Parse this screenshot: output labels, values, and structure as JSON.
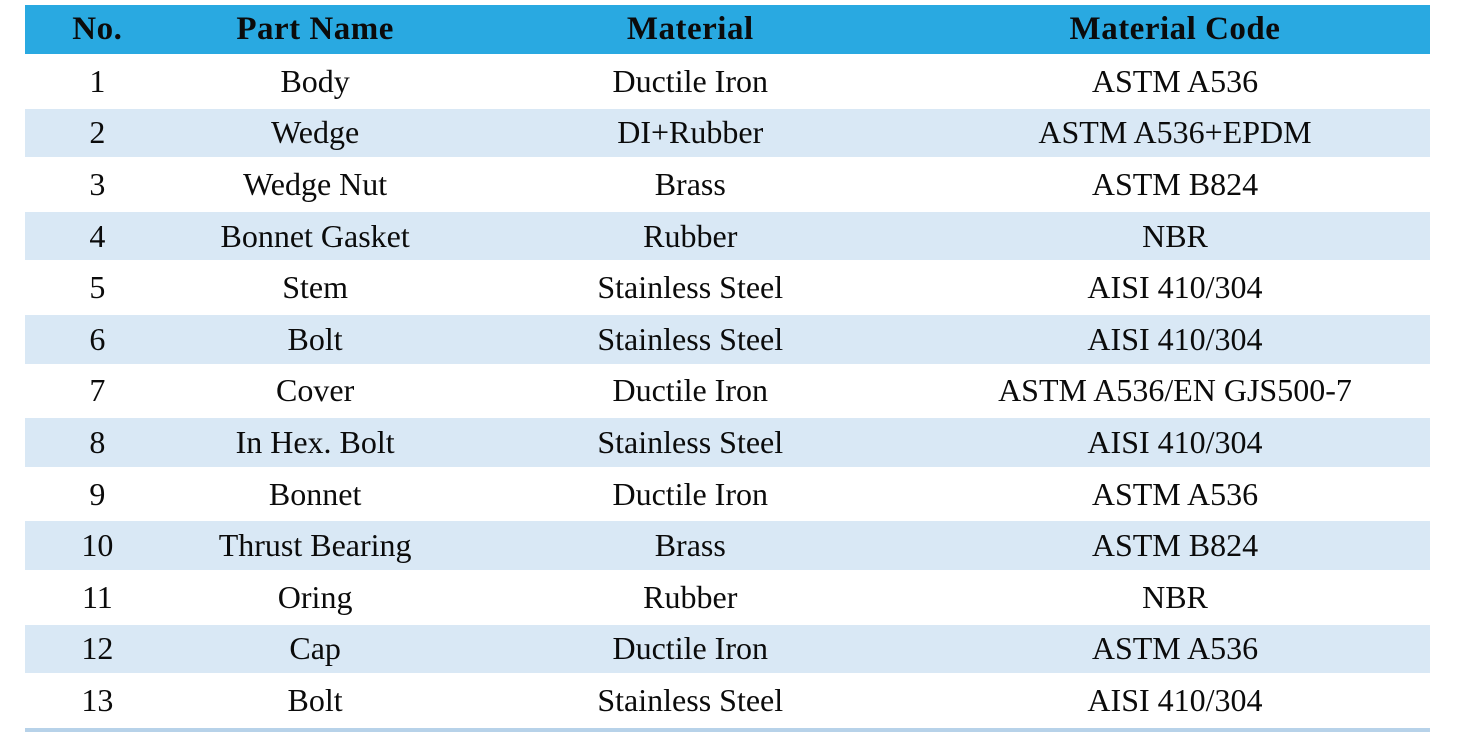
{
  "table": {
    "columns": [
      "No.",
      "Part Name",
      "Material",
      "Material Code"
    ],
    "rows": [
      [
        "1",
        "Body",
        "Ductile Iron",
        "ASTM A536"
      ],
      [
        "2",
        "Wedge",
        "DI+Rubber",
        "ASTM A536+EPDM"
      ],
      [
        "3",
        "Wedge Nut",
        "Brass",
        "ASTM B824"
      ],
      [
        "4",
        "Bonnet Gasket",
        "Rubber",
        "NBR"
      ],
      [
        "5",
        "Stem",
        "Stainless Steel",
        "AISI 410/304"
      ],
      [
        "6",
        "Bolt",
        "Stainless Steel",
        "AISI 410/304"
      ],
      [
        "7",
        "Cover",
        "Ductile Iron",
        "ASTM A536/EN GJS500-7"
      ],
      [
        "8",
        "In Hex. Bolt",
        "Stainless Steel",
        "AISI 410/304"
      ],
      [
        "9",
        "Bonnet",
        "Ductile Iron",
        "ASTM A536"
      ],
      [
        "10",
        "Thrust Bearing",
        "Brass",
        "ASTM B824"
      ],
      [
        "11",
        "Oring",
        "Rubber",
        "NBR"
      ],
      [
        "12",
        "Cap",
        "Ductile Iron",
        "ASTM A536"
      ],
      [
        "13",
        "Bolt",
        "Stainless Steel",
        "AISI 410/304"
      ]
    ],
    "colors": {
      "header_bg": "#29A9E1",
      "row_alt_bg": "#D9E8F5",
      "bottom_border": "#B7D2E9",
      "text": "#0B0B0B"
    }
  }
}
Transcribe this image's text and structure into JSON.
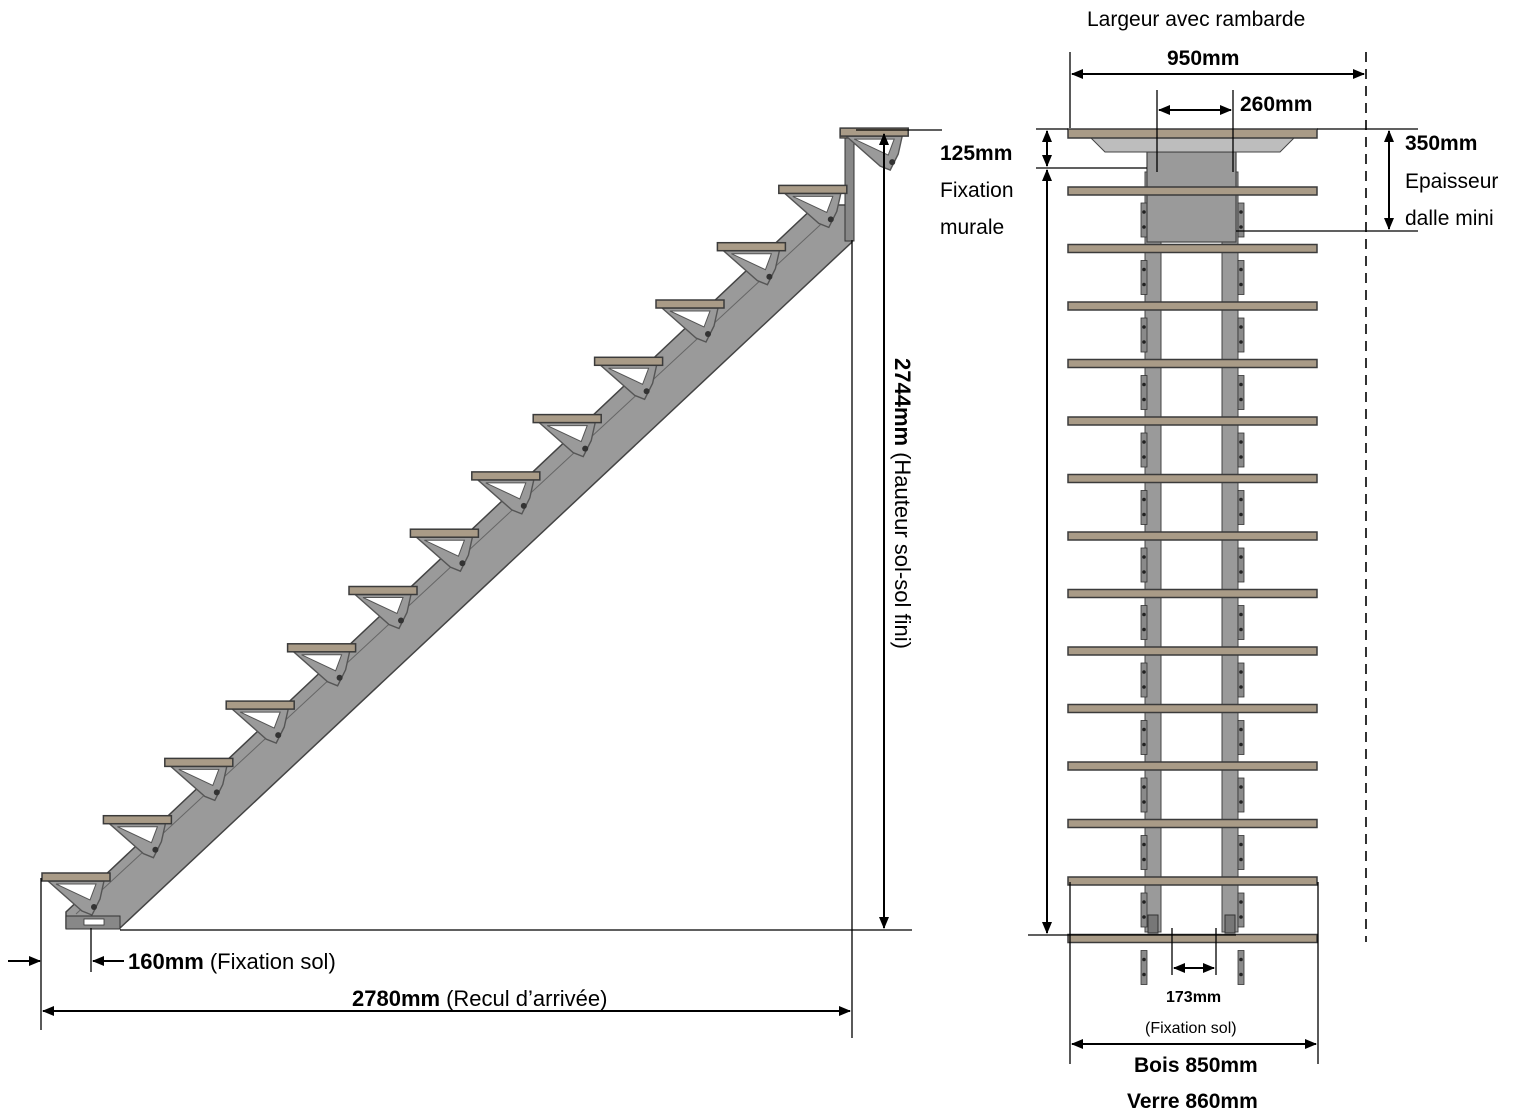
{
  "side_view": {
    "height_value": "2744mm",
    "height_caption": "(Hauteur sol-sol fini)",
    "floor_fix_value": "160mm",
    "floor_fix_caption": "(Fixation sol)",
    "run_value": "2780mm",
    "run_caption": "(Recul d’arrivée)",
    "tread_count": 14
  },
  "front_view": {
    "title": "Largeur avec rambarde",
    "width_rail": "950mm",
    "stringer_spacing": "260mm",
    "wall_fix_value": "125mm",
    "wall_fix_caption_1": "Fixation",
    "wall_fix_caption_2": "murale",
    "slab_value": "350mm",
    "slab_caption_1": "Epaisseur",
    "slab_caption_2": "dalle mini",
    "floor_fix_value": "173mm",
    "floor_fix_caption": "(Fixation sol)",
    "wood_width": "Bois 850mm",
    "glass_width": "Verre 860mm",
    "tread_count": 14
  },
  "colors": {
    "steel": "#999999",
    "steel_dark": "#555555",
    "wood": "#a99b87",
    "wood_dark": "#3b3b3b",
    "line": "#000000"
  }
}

————

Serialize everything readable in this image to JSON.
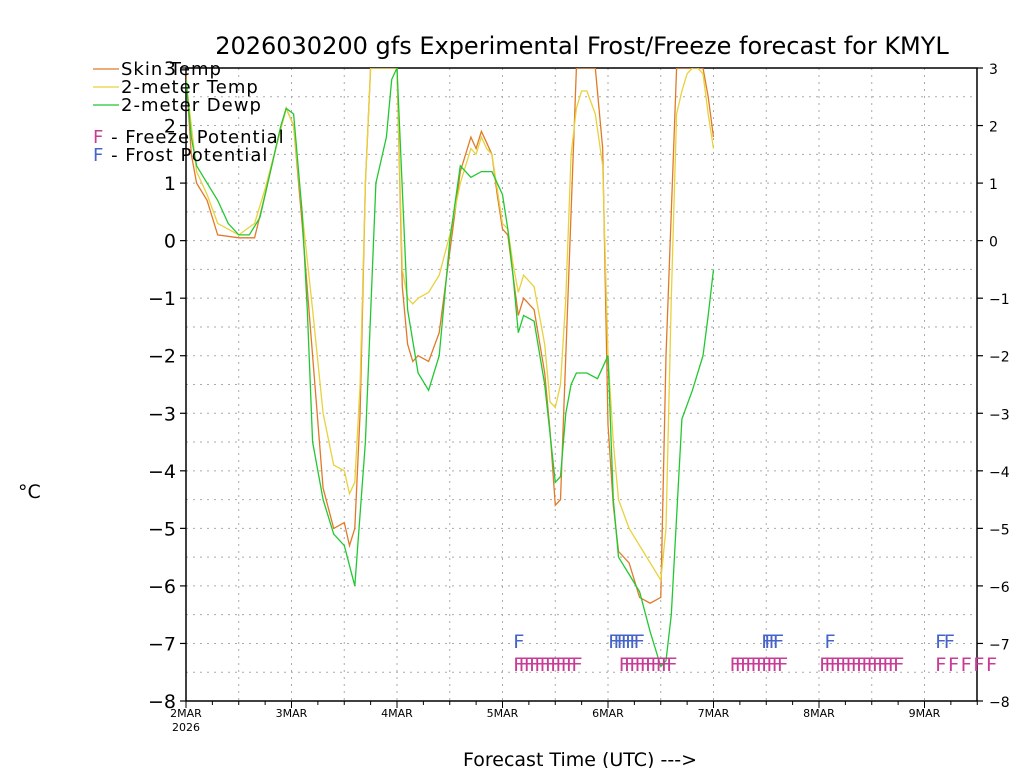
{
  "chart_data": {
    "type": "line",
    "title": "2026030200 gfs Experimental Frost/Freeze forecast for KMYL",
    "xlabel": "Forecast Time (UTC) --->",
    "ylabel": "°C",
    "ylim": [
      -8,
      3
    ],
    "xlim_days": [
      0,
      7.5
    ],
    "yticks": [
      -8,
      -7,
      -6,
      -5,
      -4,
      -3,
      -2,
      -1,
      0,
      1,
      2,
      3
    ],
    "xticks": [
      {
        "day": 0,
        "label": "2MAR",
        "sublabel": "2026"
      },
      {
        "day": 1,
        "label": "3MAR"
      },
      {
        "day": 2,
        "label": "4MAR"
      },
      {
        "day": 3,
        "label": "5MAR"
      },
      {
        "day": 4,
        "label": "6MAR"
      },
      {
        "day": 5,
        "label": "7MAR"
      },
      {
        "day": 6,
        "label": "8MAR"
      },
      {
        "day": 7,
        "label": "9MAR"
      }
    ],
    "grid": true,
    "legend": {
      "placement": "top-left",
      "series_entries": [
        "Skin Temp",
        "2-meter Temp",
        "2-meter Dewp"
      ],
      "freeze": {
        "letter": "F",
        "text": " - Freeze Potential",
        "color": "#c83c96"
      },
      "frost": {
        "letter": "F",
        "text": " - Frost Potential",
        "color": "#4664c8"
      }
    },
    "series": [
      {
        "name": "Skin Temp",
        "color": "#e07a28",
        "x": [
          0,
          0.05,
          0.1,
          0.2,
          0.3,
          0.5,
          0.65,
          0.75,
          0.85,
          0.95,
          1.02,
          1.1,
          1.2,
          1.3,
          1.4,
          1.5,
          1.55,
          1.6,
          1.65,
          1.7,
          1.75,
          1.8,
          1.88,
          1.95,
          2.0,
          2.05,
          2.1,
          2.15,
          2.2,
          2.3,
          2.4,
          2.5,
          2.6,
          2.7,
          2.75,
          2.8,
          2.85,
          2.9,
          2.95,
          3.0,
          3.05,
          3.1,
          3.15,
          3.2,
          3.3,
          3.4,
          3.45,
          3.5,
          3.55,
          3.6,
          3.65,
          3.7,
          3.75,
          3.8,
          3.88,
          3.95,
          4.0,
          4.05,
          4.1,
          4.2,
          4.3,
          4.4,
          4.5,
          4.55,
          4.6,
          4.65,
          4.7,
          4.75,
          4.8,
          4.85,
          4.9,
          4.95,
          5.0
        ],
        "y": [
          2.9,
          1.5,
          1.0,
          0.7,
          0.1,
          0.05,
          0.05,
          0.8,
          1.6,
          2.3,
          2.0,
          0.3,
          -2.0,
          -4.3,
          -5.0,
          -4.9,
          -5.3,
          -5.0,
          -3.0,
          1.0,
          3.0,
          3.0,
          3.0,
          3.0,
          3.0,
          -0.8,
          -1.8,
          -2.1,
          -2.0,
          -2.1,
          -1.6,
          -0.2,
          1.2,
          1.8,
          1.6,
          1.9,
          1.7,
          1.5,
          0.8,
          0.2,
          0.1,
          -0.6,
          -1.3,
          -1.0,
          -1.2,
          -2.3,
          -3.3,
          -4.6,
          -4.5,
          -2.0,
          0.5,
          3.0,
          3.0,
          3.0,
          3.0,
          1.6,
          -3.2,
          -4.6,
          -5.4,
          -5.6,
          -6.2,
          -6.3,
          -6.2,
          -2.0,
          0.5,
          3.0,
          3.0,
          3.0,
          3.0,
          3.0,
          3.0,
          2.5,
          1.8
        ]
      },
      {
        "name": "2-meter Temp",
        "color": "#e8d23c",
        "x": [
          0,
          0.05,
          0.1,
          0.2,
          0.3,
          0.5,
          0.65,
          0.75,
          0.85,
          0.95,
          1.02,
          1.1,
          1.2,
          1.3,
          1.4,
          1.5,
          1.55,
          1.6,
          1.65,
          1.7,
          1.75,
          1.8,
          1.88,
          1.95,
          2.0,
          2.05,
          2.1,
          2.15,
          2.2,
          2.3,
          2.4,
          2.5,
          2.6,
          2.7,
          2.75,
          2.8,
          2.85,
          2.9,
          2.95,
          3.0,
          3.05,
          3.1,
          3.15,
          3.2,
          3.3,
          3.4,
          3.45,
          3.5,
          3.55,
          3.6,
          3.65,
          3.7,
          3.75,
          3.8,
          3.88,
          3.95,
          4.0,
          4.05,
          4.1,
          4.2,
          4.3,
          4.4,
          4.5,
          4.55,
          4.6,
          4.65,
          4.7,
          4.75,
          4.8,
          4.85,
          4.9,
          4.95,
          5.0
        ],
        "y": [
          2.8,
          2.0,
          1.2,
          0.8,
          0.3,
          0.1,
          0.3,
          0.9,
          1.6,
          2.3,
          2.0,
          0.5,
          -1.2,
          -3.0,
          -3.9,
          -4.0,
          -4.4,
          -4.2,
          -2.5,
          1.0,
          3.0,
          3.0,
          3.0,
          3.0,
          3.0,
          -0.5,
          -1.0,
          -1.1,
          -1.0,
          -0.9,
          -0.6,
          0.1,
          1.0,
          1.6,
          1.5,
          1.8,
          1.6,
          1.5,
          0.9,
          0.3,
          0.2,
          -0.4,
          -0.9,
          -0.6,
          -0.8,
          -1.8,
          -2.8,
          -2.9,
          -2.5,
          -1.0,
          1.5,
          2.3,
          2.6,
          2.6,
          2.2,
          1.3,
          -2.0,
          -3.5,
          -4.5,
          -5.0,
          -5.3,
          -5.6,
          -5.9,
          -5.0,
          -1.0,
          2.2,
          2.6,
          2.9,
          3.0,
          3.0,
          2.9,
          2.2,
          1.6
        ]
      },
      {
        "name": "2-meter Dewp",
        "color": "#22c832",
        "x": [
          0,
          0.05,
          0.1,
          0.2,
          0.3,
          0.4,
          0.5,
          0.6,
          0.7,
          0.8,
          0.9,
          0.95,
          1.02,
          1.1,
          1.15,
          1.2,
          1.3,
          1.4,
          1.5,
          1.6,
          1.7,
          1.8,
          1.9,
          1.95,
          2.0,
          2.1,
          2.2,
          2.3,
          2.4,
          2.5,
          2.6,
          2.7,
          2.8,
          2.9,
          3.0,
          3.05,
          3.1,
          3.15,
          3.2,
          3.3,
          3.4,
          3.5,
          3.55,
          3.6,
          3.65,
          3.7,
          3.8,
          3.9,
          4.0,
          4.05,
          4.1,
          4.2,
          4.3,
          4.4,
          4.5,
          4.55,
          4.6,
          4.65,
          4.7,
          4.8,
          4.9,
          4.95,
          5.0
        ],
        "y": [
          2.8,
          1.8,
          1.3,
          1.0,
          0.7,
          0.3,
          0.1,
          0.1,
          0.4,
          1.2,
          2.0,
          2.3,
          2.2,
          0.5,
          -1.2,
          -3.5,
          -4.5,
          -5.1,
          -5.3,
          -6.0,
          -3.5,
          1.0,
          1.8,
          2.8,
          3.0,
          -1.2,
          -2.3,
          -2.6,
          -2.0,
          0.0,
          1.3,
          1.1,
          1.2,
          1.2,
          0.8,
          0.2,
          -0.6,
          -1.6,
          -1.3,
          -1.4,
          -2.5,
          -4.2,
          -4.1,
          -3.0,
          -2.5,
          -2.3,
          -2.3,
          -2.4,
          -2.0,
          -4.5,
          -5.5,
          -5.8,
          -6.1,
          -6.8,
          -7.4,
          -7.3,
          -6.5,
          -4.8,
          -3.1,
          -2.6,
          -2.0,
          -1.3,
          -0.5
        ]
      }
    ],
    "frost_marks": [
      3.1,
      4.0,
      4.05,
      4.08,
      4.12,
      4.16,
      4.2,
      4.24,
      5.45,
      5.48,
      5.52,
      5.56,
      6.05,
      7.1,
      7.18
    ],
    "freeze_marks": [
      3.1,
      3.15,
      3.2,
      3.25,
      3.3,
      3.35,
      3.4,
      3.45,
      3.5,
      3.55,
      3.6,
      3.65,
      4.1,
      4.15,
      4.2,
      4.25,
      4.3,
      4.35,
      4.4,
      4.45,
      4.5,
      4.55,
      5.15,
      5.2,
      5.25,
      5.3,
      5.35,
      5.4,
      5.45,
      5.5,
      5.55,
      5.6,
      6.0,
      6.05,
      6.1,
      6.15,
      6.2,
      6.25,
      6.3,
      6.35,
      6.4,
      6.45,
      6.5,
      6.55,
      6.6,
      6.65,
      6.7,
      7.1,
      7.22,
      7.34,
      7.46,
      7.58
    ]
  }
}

————

List each line of the records that holds the string "meter".

> Exercise output
        "2-meter Temp",
        "2-meter Dewp"
        "name": "2-meter Temp",
        "name": "2-meter Dewp",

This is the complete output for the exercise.